### Problem details:
Gather all lines with the word "汉谟拉比法典" in them.

(A block of data)
* start *

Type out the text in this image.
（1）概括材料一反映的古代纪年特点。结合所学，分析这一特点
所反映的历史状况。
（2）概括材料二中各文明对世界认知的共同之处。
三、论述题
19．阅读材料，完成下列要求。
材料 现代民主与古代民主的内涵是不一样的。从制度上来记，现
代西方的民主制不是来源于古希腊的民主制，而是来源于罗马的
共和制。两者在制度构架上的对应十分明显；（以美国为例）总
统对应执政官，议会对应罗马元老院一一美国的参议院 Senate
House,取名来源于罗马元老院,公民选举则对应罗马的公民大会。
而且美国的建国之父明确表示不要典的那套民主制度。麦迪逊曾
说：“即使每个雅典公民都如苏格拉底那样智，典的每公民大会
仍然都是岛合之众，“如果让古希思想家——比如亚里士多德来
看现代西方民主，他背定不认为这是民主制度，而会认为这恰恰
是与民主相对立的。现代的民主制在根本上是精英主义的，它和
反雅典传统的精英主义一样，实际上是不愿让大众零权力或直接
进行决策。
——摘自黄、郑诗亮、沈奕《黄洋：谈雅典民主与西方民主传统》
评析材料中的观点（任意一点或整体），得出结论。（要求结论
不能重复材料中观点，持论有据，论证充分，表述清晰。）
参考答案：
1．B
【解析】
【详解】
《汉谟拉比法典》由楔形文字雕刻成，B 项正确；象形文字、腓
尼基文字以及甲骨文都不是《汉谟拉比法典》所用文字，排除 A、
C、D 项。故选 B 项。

* end *

### Answer to this problem:
《汉谟拉比法典》由楔形文字雕刻成，B 项正确；象形文字、腓
尼基文字以及甲骨文都不是《汉谟拉比法典》所用文字，排除 A、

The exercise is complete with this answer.